**Extracted records:**
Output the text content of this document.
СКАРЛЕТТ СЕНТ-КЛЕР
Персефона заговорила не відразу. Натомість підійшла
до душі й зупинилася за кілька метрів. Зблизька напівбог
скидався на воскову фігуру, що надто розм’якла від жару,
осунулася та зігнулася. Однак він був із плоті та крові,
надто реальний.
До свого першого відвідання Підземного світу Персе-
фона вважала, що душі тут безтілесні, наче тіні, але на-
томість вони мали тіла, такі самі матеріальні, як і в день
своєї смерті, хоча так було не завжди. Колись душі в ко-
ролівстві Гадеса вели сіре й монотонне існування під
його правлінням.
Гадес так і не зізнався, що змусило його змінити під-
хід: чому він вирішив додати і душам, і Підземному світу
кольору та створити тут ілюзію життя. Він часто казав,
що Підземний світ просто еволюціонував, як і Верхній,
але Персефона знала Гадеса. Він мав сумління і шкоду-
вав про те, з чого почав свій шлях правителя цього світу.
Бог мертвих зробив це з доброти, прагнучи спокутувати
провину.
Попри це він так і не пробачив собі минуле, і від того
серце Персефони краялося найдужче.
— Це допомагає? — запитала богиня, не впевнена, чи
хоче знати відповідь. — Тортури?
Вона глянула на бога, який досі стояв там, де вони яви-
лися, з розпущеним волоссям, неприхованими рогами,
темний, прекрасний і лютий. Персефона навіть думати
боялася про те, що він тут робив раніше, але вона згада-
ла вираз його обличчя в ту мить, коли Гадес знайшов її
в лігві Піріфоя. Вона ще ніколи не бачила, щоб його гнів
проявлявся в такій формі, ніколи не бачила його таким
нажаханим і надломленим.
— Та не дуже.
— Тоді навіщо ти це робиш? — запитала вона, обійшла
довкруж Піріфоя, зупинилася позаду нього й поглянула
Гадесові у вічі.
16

**What needs to be done:**
Each record above should be output again exactly.

**Result:**
Output the text content of this document.
СКАРЛЕТТ СЕНТ-КЛЕР
Персефона заговорила не відразу. Натомість підійшла
до душі й зупинилася за кілька метрів. Зблизька напівбог
скидався на воскову фігуру, що надто розм’якла від жару,
осунулася та зігнулася. Однак він був із плоті та крові,
надто реальний.
До свого першого відвідання Підземного світу Персе-
фона вважала, що душі тут безтілесні, наче тіні, але на-
томість вони мали тіла, такі самі матеріальні, як і в день
своєї смерті, хоча так було не завжди. Колись душі в ко-
ролівстві Гадеса вели сіре й монотонне існування під
його правлінням.
Гадес так і не зізнався, що змусило його змінити під-
хід: чому він вирішив додати і душам, і Підземному світу
кольору та створити тут ілюзію життя. Він часто казав,
що Підземний світ просто еволюціонував, як і Верхній,
але Персефона знала Гадеса. Він мав сумління і шкоду-
вав про те, з чого почав свій шлях правителя цього світу.
Бог мертвих зробив це з доброти, прагнучи спокутувати
провину.
Попри це він так і не пробачив собі минуле, і від того
серце Персефони краялося найдужче.
— Це допомагає? — запитала богиня, не впевнена, чи
хоче знати відповідь. — Тортури?
Вона глянула на бога, який досі стояв там, де вони яви-
лися, з розпущеним волоссям, неприхованими рогами,
темний, прекрасний і лютий. Персефона навіть думати
боялася про те, що він тут робив раніше, але вона згада-
ла вираз його обличчя в ту мить, коли Гадес знайшов її
в лігві Піріфоя. Вона ще ніколи не бачила, щоб його гнів
проявлявся в такій формі, ніколи не бачила його таким
нажаханим і надломленим.
— Та не дуже.
— Тоді навіщо ти це робиш? — запитала вона, обійшла
довкруж Піріфоя, зупинилася позаду нього й поглянула
Гадесові у вічі.
16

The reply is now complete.